[Start]

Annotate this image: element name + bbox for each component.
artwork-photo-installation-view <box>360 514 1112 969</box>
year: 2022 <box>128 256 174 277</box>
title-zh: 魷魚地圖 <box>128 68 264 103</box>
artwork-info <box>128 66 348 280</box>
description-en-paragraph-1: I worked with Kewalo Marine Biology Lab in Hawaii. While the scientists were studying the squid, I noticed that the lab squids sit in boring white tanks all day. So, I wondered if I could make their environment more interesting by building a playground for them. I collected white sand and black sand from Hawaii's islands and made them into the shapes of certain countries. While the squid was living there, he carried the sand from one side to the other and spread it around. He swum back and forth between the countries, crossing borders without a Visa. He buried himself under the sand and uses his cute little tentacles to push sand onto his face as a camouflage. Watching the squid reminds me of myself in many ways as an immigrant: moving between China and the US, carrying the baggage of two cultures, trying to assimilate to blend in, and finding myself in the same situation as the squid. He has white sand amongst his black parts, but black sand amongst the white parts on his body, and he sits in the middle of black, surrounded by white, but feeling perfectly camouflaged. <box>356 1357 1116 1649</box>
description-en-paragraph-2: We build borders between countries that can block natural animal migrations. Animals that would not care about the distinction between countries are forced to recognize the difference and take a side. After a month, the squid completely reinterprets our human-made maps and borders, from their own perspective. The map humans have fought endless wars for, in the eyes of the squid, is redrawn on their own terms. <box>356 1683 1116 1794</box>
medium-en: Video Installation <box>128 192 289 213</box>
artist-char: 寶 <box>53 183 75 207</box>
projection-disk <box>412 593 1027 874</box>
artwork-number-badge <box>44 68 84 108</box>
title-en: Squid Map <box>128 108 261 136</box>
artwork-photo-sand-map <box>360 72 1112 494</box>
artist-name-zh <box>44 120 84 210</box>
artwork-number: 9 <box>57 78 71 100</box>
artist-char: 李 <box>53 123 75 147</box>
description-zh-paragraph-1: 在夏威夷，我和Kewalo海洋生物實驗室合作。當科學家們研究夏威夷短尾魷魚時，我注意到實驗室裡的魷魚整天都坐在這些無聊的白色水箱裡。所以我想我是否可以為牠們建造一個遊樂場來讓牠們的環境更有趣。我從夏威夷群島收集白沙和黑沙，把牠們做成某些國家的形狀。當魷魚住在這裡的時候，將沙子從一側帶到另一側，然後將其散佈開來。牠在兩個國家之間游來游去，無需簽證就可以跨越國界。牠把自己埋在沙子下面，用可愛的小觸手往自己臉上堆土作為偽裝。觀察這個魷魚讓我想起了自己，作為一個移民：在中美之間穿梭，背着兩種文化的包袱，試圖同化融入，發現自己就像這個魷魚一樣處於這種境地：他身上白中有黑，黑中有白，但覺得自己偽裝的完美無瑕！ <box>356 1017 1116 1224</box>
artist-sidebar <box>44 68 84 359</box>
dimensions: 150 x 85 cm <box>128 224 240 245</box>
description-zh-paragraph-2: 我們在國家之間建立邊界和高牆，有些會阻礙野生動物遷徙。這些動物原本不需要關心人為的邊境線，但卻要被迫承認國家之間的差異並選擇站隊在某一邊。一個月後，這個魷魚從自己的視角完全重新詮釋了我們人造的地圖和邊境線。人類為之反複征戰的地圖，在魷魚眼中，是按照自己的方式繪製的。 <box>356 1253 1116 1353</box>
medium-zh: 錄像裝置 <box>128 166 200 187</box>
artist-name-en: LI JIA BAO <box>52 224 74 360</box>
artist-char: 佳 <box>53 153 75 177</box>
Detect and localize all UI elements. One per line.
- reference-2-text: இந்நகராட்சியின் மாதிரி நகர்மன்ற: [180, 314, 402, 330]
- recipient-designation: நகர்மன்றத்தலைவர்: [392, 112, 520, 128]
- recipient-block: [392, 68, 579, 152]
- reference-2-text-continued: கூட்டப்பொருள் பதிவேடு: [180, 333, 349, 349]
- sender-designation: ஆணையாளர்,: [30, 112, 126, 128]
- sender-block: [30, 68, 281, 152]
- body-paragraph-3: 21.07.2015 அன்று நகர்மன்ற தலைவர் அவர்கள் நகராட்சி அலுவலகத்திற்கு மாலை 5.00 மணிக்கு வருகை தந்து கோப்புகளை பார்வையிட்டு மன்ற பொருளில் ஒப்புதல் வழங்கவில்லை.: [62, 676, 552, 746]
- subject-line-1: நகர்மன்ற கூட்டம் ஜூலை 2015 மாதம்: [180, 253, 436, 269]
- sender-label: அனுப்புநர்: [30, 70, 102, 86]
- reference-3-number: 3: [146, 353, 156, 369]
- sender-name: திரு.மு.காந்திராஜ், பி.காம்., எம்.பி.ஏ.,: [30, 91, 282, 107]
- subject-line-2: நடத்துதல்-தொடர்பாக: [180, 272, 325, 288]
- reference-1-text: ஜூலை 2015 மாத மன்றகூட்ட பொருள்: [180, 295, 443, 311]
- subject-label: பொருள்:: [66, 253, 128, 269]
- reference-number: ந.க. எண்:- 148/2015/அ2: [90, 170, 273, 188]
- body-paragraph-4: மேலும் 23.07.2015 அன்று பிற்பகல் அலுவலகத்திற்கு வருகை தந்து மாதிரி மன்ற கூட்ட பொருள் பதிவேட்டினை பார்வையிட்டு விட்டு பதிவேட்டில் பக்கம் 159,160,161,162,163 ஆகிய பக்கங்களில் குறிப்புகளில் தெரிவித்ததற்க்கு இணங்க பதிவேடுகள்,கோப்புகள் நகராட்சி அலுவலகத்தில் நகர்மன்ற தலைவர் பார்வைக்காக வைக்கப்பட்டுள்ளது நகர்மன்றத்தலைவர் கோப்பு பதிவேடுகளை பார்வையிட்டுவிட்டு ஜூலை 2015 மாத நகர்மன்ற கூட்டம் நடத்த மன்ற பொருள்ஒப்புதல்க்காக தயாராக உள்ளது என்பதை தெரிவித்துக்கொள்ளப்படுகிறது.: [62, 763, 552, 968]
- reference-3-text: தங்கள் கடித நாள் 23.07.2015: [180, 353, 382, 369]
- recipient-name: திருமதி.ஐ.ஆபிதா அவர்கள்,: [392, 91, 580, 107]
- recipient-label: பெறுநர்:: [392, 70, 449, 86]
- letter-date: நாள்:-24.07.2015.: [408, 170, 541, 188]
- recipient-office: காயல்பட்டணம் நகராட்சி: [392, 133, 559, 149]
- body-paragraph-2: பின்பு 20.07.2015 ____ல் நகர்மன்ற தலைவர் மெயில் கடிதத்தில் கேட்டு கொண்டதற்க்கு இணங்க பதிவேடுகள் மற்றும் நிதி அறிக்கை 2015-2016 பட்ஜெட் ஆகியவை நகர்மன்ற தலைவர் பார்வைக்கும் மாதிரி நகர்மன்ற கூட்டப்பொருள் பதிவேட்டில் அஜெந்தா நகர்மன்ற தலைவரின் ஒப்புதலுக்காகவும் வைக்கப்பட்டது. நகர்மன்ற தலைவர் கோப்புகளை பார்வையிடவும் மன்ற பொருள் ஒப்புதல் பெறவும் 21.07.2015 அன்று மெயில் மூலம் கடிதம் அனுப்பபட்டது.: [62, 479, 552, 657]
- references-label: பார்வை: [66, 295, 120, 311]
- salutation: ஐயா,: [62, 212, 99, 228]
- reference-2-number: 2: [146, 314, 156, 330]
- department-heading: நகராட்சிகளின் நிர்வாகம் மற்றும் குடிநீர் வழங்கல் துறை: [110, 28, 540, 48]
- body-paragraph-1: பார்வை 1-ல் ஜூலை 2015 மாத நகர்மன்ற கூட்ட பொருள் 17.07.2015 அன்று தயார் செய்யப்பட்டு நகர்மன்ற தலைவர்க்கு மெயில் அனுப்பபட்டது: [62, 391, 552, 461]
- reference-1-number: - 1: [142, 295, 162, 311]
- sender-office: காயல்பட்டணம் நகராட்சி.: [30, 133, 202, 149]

[End]

• [Short problem]: Write out the rows above word for word, from the very first line through the line containing "artwork-info <box>128 66 348 280</box>", with that line included.

• [The result]:
Annotate this image: element name + bbox for each component.
artwork-photo-installation-view <box>360 514 1112 969</box>
year: 2022 <box>128 256 174 277</box>
title-zh: 魷魚地圖 <box>128 68 264 103</box>
artwork-info <box>128 66 348 280</box>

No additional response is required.